> _WHAT THE TASK ASKS_: Extract every line that contains the string "title".

(Extracts from a graphics dataset)
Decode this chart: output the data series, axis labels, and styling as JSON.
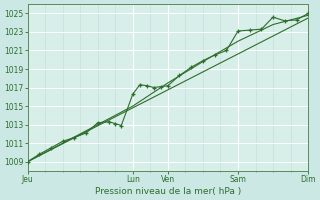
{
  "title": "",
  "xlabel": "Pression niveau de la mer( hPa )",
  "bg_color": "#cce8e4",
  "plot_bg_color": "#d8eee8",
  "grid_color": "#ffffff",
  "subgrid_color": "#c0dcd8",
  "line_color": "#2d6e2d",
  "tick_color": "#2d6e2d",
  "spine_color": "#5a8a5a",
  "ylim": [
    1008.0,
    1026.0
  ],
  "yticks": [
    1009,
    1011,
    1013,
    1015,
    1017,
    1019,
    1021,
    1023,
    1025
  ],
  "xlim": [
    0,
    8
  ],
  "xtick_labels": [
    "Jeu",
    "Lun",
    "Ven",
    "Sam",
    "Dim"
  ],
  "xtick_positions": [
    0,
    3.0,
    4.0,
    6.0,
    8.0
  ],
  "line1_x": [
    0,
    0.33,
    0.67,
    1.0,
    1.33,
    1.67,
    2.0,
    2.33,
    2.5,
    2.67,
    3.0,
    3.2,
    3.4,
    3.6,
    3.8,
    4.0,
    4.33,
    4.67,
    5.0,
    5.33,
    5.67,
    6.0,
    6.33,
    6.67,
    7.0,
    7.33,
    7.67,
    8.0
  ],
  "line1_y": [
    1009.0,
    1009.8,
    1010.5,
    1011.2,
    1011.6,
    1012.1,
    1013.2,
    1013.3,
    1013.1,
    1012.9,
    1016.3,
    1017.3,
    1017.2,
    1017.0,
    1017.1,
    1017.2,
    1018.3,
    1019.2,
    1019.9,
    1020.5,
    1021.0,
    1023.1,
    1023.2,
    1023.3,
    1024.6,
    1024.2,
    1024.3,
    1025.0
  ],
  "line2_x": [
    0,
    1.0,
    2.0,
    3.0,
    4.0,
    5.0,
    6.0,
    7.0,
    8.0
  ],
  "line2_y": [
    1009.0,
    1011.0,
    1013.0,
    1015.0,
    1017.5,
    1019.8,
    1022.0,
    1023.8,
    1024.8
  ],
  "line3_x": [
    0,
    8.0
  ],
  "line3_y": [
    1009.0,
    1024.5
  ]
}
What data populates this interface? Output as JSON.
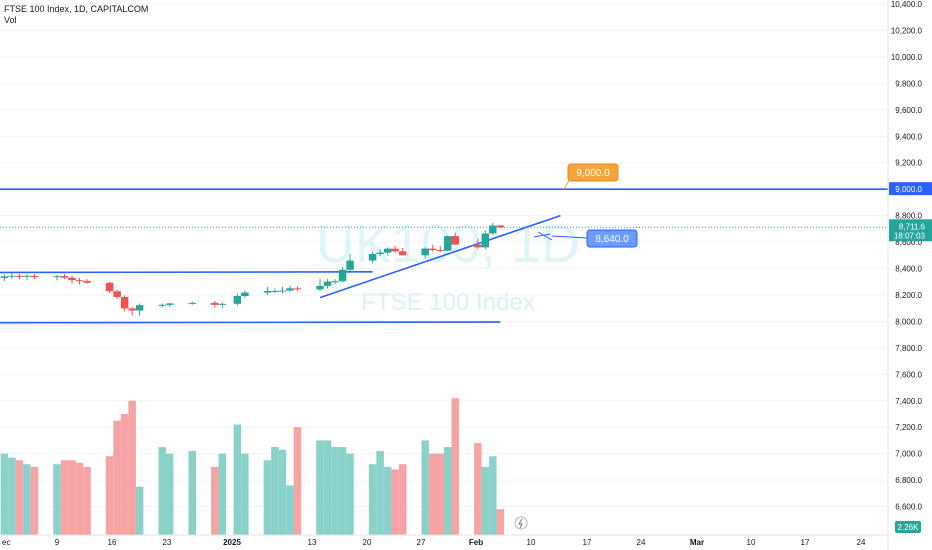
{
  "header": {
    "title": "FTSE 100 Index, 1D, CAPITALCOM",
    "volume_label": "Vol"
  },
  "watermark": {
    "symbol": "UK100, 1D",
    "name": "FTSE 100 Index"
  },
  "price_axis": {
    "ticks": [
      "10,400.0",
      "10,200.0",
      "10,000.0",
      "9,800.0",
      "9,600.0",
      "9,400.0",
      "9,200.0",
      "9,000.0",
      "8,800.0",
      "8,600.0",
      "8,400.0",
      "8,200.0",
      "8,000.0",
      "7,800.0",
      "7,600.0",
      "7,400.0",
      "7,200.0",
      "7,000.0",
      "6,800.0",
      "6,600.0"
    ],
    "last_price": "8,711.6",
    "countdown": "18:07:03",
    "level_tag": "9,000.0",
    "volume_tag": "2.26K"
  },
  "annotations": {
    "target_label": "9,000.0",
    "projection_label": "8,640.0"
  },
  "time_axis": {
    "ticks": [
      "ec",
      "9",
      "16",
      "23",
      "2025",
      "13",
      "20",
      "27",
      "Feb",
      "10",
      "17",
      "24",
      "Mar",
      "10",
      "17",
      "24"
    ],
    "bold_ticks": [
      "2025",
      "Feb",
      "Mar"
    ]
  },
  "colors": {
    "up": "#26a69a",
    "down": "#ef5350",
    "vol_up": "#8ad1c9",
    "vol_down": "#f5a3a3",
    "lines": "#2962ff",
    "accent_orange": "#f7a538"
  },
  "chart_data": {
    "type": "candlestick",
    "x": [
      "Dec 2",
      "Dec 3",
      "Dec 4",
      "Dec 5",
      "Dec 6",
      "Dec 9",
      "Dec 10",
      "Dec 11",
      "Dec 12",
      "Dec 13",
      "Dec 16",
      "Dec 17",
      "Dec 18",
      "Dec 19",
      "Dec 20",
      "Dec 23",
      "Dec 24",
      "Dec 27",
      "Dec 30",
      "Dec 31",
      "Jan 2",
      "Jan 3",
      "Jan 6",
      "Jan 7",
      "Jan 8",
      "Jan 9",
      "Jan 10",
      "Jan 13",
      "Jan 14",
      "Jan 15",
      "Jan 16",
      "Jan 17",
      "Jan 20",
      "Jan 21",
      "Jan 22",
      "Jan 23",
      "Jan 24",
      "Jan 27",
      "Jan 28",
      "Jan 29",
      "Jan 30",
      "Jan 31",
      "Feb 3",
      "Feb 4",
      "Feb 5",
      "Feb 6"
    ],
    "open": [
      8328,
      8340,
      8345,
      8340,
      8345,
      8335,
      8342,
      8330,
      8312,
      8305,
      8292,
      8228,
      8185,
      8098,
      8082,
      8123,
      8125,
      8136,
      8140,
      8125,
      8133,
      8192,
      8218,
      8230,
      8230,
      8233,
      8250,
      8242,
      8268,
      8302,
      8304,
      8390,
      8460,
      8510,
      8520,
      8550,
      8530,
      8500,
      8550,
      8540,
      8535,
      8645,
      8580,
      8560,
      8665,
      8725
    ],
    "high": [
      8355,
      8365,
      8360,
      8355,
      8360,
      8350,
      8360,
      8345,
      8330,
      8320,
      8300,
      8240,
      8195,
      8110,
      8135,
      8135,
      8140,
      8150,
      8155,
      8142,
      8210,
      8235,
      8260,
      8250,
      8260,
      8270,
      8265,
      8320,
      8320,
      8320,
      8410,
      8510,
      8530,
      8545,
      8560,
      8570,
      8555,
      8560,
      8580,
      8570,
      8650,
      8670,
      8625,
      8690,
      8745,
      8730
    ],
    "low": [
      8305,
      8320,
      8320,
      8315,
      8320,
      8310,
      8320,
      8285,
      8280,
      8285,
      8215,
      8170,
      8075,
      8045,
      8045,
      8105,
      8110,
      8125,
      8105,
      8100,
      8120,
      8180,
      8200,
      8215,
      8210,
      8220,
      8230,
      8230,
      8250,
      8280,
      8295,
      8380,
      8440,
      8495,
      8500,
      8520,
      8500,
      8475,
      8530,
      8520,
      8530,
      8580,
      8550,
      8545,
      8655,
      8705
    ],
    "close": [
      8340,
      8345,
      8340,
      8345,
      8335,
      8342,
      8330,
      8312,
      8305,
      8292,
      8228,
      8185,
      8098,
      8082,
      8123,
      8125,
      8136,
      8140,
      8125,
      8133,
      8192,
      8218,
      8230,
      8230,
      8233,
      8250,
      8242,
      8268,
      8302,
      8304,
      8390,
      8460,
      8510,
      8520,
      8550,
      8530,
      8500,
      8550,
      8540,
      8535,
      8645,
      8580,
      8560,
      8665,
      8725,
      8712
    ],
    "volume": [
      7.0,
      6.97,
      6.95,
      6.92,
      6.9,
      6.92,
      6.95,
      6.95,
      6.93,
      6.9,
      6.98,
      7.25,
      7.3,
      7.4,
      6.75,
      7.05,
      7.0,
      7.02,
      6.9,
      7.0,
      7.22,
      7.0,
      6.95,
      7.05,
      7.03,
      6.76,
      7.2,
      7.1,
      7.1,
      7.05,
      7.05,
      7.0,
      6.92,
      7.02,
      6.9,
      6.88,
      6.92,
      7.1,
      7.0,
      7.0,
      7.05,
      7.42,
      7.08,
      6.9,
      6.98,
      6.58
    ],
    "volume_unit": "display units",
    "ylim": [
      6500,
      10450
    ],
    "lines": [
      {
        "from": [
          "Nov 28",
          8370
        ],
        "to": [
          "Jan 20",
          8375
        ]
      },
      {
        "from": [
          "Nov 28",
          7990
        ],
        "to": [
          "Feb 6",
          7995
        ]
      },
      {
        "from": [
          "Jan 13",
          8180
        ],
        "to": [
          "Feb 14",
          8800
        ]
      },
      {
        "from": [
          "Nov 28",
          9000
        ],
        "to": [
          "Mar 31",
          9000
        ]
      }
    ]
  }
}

> _ANSWER FOR THIS EXERCISE_:
  "title": "",
    "title": "FTSE 100 Index, 1D, CAPITALCOM",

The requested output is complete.